◆ WORK TO COMPLETE: Reproduce every one of the following lines word for word, with no changes.

# Start of DATA PROVIDED

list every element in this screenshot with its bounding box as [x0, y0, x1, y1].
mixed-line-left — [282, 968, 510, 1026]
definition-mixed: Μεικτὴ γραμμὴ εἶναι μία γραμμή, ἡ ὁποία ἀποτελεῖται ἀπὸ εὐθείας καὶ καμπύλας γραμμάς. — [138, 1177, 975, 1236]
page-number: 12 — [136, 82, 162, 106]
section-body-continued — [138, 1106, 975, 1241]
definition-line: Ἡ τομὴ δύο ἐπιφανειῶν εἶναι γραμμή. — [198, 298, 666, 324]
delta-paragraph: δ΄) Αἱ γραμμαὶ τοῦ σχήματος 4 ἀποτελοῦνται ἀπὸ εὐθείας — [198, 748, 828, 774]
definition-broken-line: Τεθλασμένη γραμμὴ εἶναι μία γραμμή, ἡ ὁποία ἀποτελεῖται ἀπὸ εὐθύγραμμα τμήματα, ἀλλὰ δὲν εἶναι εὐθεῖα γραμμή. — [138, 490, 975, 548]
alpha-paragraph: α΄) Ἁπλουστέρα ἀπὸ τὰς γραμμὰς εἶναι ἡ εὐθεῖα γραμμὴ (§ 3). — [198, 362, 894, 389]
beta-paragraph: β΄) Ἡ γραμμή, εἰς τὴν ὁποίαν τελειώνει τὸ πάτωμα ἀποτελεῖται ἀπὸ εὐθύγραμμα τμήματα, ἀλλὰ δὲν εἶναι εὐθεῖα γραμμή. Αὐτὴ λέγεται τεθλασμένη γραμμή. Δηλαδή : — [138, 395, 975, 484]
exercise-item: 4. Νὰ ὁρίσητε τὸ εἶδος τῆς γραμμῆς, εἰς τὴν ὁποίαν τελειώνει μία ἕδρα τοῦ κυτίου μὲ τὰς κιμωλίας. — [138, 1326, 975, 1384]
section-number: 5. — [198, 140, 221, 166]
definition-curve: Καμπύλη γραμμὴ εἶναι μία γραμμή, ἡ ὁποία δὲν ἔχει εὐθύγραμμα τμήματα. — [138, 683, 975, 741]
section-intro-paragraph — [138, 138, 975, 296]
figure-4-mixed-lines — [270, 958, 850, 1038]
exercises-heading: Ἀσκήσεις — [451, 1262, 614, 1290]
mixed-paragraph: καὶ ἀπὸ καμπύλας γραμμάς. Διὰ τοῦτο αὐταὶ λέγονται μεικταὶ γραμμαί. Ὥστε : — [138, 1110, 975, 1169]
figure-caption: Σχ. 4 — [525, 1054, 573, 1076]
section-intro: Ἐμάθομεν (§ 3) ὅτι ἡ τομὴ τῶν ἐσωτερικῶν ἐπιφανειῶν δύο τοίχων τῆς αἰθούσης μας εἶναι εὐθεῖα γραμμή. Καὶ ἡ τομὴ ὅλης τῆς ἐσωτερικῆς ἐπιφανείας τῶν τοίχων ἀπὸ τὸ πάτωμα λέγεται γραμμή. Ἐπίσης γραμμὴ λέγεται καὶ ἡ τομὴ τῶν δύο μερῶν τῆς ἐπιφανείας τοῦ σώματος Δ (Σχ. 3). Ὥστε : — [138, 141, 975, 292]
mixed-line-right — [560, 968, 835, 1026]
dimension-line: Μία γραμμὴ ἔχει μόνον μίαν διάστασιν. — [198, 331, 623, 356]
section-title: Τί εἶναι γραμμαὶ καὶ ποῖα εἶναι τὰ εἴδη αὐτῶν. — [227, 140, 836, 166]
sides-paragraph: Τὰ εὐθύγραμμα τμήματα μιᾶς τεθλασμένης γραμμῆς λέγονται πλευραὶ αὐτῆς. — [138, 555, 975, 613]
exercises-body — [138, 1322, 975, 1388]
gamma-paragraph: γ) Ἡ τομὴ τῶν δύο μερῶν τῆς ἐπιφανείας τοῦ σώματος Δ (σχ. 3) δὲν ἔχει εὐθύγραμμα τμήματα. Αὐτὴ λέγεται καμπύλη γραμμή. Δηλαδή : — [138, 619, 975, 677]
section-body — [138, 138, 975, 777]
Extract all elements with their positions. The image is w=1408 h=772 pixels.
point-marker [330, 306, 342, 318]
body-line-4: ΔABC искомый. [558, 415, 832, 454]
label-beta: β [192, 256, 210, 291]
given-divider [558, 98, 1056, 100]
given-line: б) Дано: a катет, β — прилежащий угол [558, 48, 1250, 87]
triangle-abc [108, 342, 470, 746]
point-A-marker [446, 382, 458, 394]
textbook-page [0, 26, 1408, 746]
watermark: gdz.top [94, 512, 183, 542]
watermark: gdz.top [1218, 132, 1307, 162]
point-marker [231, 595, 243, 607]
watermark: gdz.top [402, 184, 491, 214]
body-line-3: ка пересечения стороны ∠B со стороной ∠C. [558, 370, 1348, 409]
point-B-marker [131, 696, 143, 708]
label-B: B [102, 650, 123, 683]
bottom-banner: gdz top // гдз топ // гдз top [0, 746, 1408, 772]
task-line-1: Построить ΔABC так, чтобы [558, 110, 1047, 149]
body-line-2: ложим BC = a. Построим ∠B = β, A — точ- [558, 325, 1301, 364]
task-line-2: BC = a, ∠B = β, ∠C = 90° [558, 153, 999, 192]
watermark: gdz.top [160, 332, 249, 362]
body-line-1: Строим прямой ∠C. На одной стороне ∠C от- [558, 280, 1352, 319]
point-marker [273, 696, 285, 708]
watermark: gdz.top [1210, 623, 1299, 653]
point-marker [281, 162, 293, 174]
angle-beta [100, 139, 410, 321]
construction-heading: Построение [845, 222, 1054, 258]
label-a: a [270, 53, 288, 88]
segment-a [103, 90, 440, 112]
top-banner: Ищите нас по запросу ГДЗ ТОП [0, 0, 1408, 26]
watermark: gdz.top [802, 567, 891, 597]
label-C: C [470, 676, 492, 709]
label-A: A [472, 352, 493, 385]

# End of DATA PROVIDED

◆ TASK OUTPUT:
list every element in this screenshot with its bounding box as [x0, y0, x1, y1].
mixed-line-left — [282, 968, 510, 1026]
definition-mixed: Μεικτὴ γραμμὴ εἶναι μία γραμμή, ἡ ὁποία ἀποτελεῖται ἀπὸ εὐθείας καὶ καμπύλας γραμμάς. — [138, 1177, 975, 1236]
page-number: 12 — [136, 82, 162, 106]
section-body-continued — [138, 1106, 975, 1241]
definition-line: Ἡ τομὴ δύο ἐπιφανειῶν εἶναι γραμμή. — [198, 298, 666, 324]
delta-paragraph: δ΄) Αἱ γραμμαὶ τοῦ σχήματος 4 ἀποτελοῦνται ἀπὸ εὐθείας — [198, 748, 828, 774]
definition-broken-line: Τεθλασμένη γραμμὴ εἶναι μία γραμμή, ἡ ὁποία ἀποτελεῖται ἀπὸ εὐθύγραμμα τμήματα, ἀλλὰ δὲν εἶναι εὐθεῖα γραμμή. — [138, 490, 975, 548]
alpha-paragraph: α΄) Ἁπλουστέρα ἀπὸ τὰς γραμμὰς εἶναι ἡ εὐθεῖα γραμμὴ (§ 3). — [198, 362, 894, 389]
beta-paragraph: β΄) Ἡ γραμμή, εἰς τὴν ὁποίαν τελειώνει τὸ πάτωμα ἀποτελεῖται ἀπὸ εὐθύγραμμα τμήματα, ἀλλὰ δὲν εἶναι εὐθεῖα γραμμή. Αὐτὴ λέγεται τεθλασμένη γραμμή. Δηλαδή : — [138, 395, 975, 484]
exercise-item: 4. Νὰ ὁρίσητε τὸ εἶδος τῆς γραμμῆς, εἰς τὴν ὁποίαν τελειώνει μία ἕδρα τοῦ κυτίου μὲ τὰς κιμωλίας. — [138, 1326, 975, 1384]
section-number: 5. — [198, 140, 221, 166]
definition-curve: Καμπύλη γραμμὴ εἶναι μία γραμμή, ἡ ὁποία δὲν ἔχει εὐθύγραμμα τμήματα. — [138, 683, 975, 741]
section-intro-paragraph — [138, 138, 975, 296]
figure-4-mixed-lines — [270, 958, 850, 1038]
exercises-heading: Ἀσκήσεις — [451, 1262, 614, 1290]
mixed-paragraph: καὶ ἀπὸ καμπύλας γραμμάς. Διὰ τοῦτο αὐταὶ λέγονται μεικταὶ γραμμαί. Ὥστε : — [138, 1110, 975, 1169]
figure-caption: Σχ. 4 — [525, 1054, 573, 1076]
section-intro: Ἐμάθομεν (§ 3) ὅτι ἡ τομὴ τῶν ἐσωτερικῶν ἐπιφανειῶν δύο τοίχων τῆς αἰθούσης μας εἶναι εὐθεῖα γραμμή. Καὶ ἡ τομὴ ὅλης τῆς ἐσωτερικῆς ἐπιφανείας τῶν τοίχων ἀπὸ τὸ πάτωμα λέγεται γραμμή. Ἐπίσης γραμμὴ λέγεται καὶ ἡ τομὴ τῶν δύο μερῶν τῆς ἐπιφανείας τοῦ σώματος Δ (Σχ. 3). Ὥστε : — [138, 141, 975, 292]
mixed-line-right — [560, 968, 835, 1026]
dimension-line: Μία γραμμὴ ἔχει μόνον μίαν διάστασιν. — [198, 331, 623, 356]
section-title: Τί εἶναι γραμμαὶ καὶ ποῖα εἶναι τὰ εἴδη αὐτῶν. — [227, 140, 836, 166]
sides-paragraph: Τὰ εὐθύγραμμα τμήματα μιᾶς τεθλασμένης γραμμῆς λέγονται πλευραὶ αὐτῆς. — [138, 555, 975, 613]
exercises-body — [138, 1322, 975, 1388]
gamma-paragraph: γ) Ἡ τομὴ τῶν δύο μερῶν τῆς ἐπιφανείας τοῦ σώματος Δ (σχ. 3) δὲν ἔχει εὐθύγραμμα τμήματα. Αὐτὴ λέγεται καμπύλη γραμμή. Δηλαδή : — [138, 619, 975, 677]
section-body — [138, 138, 975, 777]
Extract all elements with their positions. The image is w=1408 h=772 pixels.
point-marker [330, 306, 342, 318]
body-line-4: ΔABC искомый. [558, 415, 832, 454]
label-beta: β [192, 256, 210, 291]
given-divider [558, 98, 1056, 100]
given-line: б) Дано: a катет, β — прилежащий угол [558, 48, 1250, 87]
triangle-abc [108, 342, 470, 746]
point-A-marker [446, 382, 458, 394]
textbook-page [0, 26, 1408, 746]
watermark: gdz.top [94, 512, 183, 542]
watermark: gdz.top [1218, 132, 1307, 162]
point-marker [231, 595, 243, 607]
watermark: gdz.top [402, 184, 491, 214]
body-line-3: ка пересечения стороны ∠B со стороной ∠C. [558, 370, 1348, 409]
point-B-marker [131, 696, 143, 708]
label-B: B [102, 650, 123, 683]
bottom-banner: gdz top // гдз топ // гдз top [0, 746, 1408, 772]
task-line-1: Построить ΔABC так, чтобы [558, 110, 1047, 149]
body-line-2: ложим BC = a. Построим ∠B = β, A — точ- [558, 325, 1301, 364]
task-line-2: BC = a, ∠B = β, ∠C = 90° [558, 153, 999, 192]
watermark: gdz.top [160, 332, 249, 362]
body-line-1: Строим прямой ∠C. На одной стороне ∠C от- [558, 280, 1352, 319]
point-marker [273, 696, 285, 708]
watermark: gdz.top [1210, 623, 1299, 653]
point-marker [281, 162, 293, 174]
angle-beta [100, 139, 410, 321]
construction-heading: Построение [845, 222, 1054, 258]
label-a: a [270, 53, 288, 88]
segment-a [103, 90, 440, 112]
top-banner: Ищите нас по запросу ГДЗ ТОП [0, 0, 1408, 26]
watermark: gdz.top [802, 567, 891, 597]
label-C: C [470, 676, 492, 709]
label-A: A [472, 352, 493, 385]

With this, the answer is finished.